Written exercise: Across the entries, how many lines have the string "screenshot" in them? Reply with only a number.

Record list:
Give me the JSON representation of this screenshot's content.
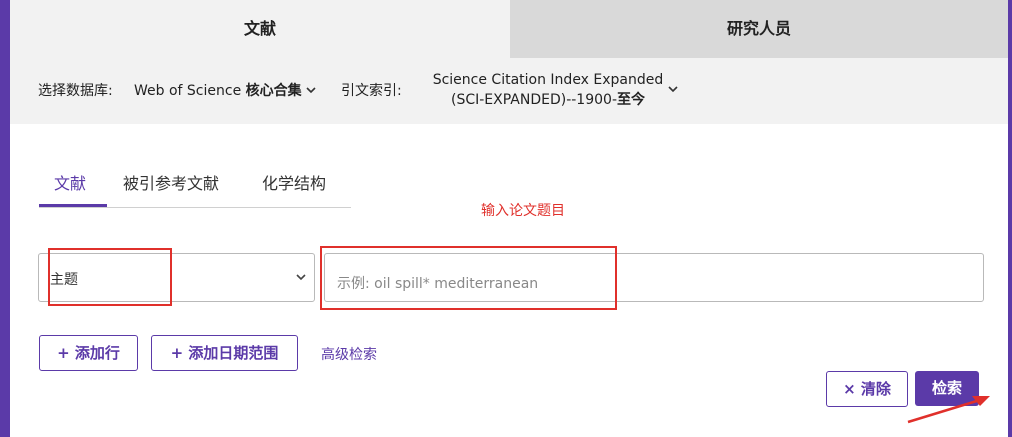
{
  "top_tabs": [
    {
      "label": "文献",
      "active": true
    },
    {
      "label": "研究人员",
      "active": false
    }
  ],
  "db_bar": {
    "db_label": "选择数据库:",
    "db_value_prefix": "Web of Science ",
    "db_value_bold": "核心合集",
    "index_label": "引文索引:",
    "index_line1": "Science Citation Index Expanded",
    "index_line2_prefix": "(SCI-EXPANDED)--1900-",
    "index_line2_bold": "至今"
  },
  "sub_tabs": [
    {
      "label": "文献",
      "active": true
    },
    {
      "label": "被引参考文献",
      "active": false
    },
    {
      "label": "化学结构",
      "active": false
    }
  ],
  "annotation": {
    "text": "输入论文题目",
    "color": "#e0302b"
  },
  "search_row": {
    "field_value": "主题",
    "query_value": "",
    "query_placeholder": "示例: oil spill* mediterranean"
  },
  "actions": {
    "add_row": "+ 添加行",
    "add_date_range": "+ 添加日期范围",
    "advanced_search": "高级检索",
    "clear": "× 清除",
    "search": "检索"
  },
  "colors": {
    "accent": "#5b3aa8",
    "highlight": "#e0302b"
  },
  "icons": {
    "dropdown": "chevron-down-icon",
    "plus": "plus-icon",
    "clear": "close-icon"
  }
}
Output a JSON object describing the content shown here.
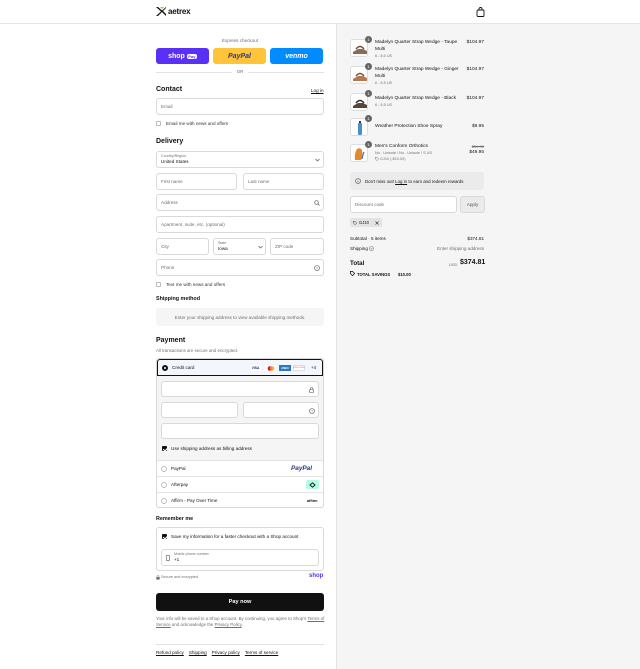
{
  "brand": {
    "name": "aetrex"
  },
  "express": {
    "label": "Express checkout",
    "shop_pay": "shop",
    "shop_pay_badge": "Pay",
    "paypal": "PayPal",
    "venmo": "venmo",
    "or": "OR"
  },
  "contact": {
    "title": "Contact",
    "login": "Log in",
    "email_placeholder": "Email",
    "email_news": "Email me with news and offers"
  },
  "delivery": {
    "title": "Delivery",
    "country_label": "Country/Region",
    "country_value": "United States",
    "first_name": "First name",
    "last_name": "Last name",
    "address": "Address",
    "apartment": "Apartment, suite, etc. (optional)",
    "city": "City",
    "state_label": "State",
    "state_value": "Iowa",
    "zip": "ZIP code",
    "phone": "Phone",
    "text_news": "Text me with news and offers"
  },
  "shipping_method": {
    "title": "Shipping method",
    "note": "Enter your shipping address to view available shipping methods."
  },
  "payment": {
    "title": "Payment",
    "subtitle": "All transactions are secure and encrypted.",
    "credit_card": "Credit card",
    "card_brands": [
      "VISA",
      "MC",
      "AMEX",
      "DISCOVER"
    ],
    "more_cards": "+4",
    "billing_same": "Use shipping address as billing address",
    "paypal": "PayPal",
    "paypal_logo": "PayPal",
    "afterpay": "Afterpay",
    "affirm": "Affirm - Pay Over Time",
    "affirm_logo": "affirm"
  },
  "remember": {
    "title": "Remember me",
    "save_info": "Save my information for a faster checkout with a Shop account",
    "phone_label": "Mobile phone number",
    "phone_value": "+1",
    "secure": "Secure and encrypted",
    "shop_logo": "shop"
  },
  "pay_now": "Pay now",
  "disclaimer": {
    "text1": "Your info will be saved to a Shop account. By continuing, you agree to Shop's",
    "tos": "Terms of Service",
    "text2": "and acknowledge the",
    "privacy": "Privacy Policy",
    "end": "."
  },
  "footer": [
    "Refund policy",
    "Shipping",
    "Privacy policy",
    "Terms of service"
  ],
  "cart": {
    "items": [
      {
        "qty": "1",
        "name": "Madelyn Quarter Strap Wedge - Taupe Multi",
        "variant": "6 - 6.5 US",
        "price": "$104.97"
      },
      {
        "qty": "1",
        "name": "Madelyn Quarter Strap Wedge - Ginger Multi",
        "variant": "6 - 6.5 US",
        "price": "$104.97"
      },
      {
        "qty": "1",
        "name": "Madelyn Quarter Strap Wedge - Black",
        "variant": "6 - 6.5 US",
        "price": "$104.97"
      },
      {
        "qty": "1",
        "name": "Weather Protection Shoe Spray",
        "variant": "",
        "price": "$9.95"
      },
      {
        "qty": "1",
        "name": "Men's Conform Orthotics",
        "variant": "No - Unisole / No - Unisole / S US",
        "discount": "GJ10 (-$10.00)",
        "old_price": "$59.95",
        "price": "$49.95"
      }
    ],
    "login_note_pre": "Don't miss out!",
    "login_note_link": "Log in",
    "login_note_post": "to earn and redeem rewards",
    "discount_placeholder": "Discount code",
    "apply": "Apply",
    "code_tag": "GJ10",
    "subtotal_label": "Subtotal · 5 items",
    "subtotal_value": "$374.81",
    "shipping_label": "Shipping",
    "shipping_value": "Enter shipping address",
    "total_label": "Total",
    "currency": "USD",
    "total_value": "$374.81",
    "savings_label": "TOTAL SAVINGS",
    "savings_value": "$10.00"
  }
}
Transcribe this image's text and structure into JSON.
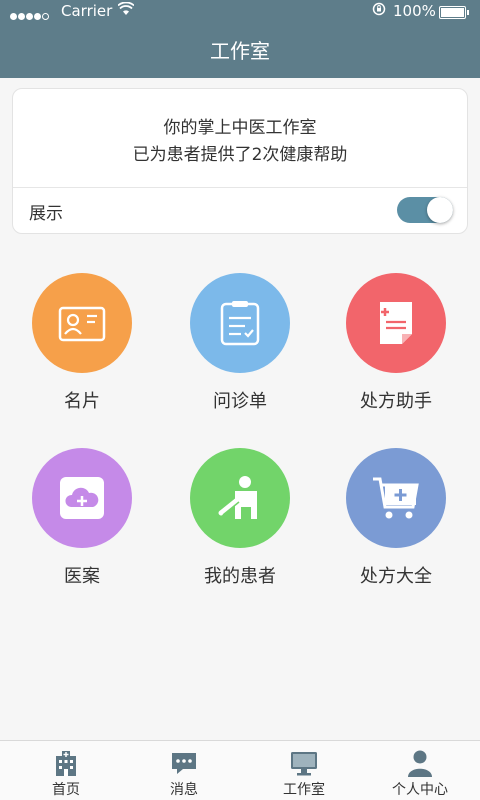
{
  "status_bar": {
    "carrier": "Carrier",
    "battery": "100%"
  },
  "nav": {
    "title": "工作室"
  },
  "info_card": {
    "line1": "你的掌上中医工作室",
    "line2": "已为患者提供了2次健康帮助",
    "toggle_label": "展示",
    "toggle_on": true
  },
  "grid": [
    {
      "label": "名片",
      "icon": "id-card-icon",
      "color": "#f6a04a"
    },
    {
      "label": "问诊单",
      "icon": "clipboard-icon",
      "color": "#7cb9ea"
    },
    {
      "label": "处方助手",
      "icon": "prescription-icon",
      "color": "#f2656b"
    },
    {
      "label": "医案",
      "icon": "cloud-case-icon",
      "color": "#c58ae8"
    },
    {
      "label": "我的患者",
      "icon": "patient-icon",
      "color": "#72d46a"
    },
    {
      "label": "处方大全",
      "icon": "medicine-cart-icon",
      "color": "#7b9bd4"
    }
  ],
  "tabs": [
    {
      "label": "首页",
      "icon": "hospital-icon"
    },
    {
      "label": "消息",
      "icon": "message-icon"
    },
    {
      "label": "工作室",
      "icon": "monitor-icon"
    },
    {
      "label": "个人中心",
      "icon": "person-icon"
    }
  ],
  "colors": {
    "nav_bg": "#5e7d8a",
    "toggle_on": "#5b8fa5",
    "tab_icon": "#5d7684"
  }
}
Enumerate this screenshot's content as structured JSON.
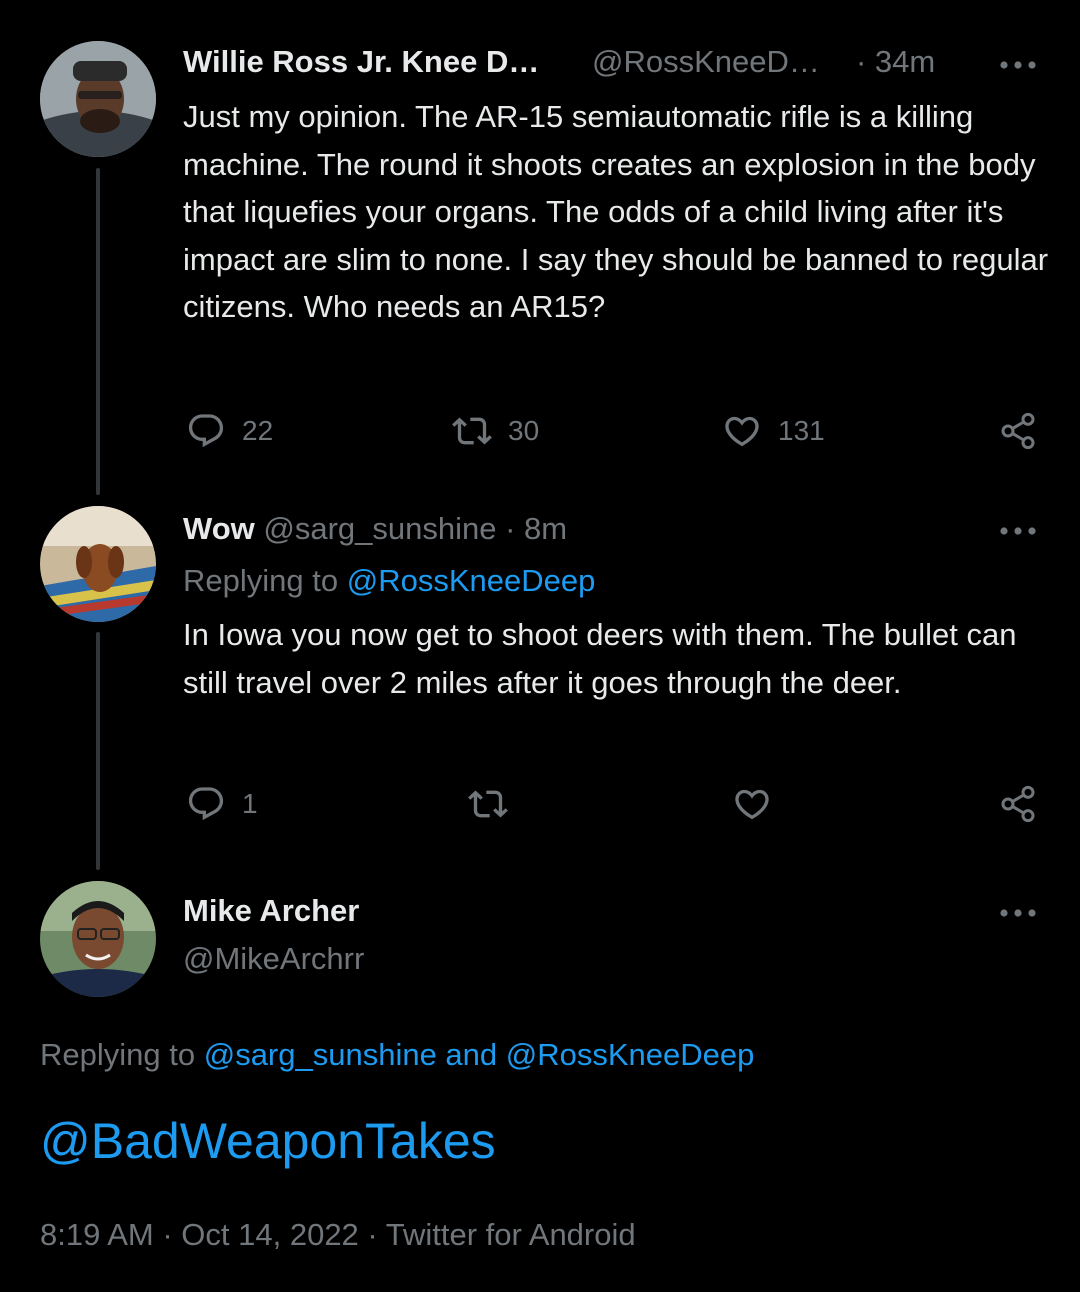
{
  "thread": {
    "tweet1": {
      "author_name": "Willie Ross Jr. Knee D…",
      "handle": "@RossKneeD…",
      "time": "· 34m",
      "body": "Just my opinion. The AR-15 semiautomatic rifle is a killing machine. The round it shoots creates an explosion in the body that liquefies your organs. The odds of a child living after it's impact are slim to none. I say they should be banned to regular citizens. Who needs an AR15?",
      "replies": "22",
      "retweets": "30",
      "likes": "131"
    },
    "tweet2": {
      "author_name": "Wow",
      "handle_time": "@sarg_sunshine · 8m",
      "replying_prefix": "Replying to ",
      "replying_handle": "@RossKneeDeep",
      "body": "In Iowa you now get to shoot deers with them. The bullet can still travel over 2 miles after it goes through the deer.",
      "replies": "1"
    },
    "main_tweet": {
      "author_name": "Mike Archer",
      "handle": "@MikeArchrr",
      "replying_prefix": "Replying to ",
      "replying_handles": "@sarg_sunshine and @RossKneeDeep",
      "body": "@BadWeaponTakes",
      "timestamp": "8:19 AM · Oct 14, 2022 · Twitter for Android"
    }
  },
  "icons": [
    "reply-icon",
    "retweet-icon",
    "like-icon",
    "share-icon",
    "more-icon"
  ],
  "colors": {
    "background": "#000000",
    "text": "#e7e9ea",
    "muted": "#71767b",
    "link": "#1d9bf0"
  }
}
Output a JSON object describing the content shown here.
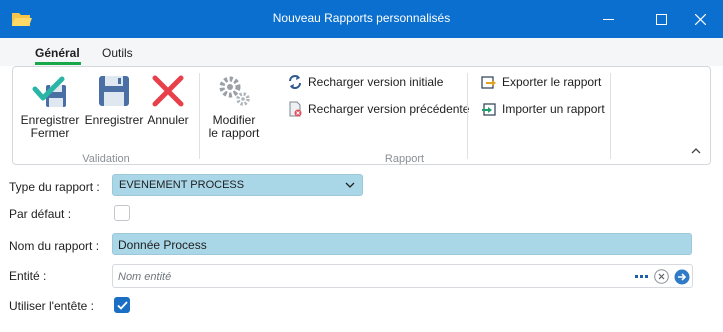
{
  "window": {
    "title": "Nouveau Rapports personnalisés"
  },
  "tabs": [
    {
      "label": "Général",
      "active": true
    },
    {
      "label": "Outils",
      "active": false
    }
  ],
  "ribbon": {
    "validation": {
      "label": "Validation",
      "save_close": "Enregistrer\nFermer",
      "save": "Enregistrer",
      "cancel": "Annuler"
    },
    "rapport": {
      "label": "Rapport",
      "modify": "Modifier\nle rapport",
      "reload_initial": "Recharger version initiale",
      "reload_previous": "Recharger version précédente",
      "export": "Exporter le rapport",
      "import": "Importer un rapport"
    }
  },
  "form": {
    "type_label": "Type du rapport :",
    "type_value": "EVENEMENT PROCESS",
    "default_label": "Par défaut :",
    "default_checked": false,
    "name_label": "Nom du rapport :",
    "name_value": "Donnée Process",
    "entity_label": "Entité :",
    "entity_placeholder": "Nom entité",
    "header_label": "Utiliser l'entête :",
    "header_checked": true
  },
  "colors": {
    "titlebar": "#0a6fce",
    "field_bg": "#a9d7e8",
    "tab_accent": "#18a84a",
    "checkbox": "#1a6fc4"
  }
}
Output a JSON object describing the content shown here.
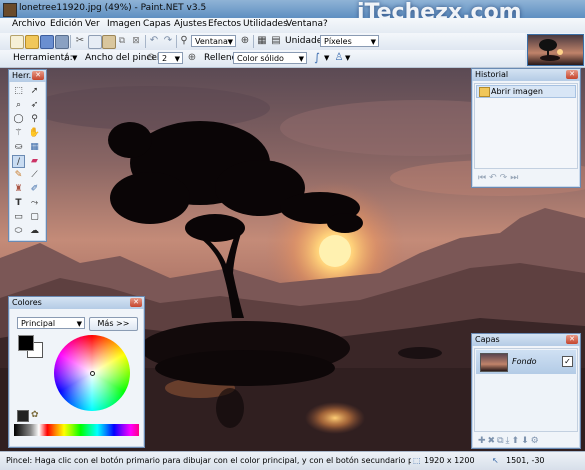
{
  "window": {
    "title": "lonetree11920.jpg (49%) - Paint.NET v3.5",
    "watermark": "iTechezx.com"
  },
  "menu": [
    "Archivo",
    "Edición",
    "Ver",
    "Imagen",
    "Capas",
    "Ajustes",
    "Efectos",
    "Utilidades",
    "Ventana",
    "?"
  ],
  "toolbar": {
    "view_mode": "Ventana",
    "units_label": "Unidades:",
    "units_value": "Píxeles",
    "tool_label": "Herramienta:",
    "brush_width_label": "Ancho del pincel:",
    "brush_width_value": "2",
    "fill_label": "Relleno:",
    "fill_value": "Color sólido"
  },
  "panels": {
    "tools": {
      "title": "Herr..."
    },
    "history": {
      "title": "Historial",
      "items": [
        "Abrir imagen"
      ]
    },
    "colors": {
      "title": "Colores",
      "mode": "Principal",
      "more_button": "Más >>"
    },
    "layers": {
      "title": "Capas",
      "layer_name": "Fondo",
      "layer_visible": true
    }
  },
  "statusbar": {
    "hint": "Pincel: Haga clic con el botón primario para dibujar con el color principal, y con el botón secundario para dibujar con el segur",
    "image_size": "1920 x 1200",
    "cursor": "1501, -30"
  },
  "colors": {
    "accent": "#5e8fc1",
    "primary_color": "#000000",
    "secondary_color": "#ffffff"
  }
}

Right answer: 2